• **Work required**
Extract the records in full, leaving every picture out.

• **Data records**
====================

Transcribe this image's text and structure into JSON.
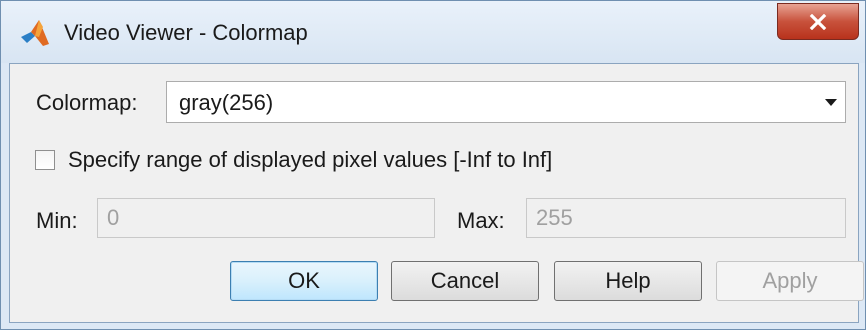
{
  "window": {
    "title": "Video Viewer - Colormap",
    "close_glyph": "X"
  },
  "colormap": {
    "label": "Colormap:",
    "selected": "gray(256)"
  },
  "range": {
    "checkbox_label": "Specify range of displayed pixel values [-Inf to Inf]",
    "checked": false,
    "min_label": "Min:",
    "min_value": "0",
    "max_label": "Max:",
    "max_value": "255"
  },
  "buttons": {
    "ok": "OK",
    "cancel": "Cancel",
    "help": "Help",
    "apply": "Apply"
  },
  "colors": {
    "default_button_border": "#3c7fb1",
    "close_button": "#c8523c",
    "disabled_text": "#a0a0a0"
  },
  "icons": {
    "app": "matlab-logo-icon",
    "close": "close-icon",
    "dropdown": "chevron-down-icon"
  }
}
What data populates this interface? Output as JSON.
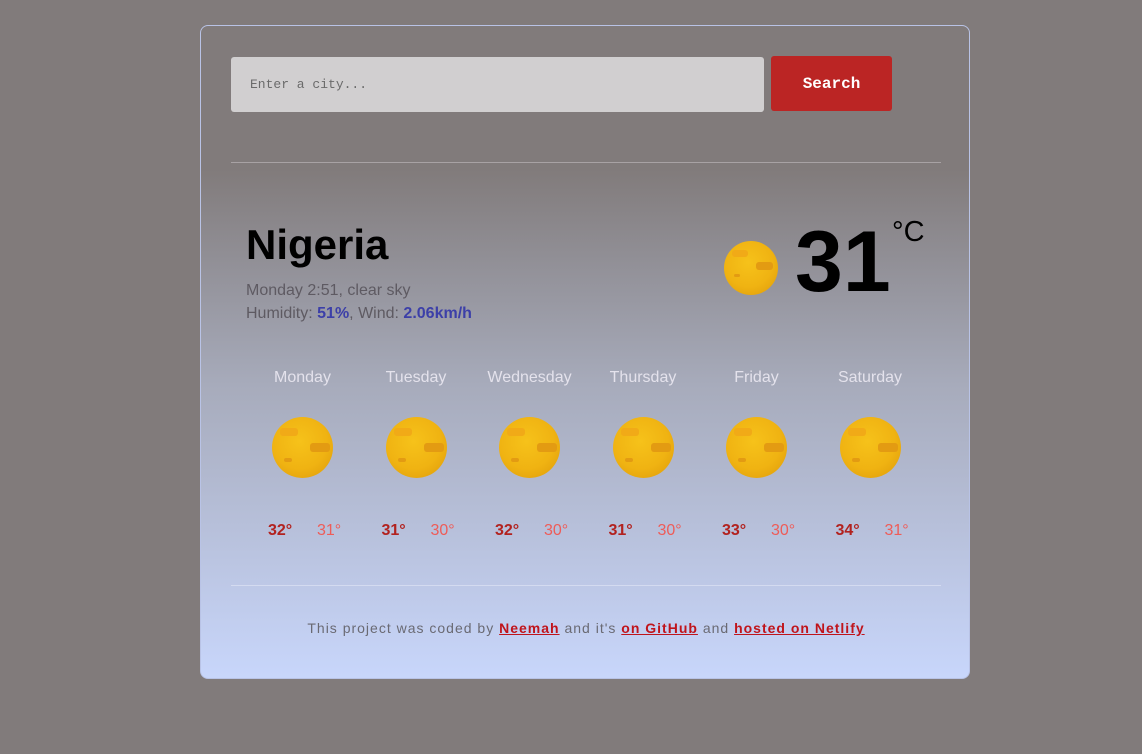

====================

• **Result for this task**
Transcribe this image's text and structure into JSON.
{
  "window": {
    "title": "Video Viewer - Colormap",
    "close_glyph": "X"
  },
  "colormap": {
    "label": "Colormap:",
    "selected": "gray(256)"
  },
  "range": {
    "checkbox_label": "Specify range of displayed pixel values [-Inf to Inf]",
    "checked": false,
    "min_label": "Min:",
    "min_value": "0",
    "max_label": "Max:",
    "max_value": "255"
  },
  "buttons": {
    "ok": "OK",
    "cancel": "Cancel",
    "help": "Help",
    "apply": "Apply"
  },
  "colors": {
    "default_button_border": "#3c7fb1",
    "close_button": "#c8523c",
    "disabled_text": "#a0a0a0"
  },
  "icons": {
    "app": "matlab-logo-icon",
    "close": "close-icon",
    "dropdown": "chevron-down-icon"
  }
}
What data populates this interface? Output as JSON.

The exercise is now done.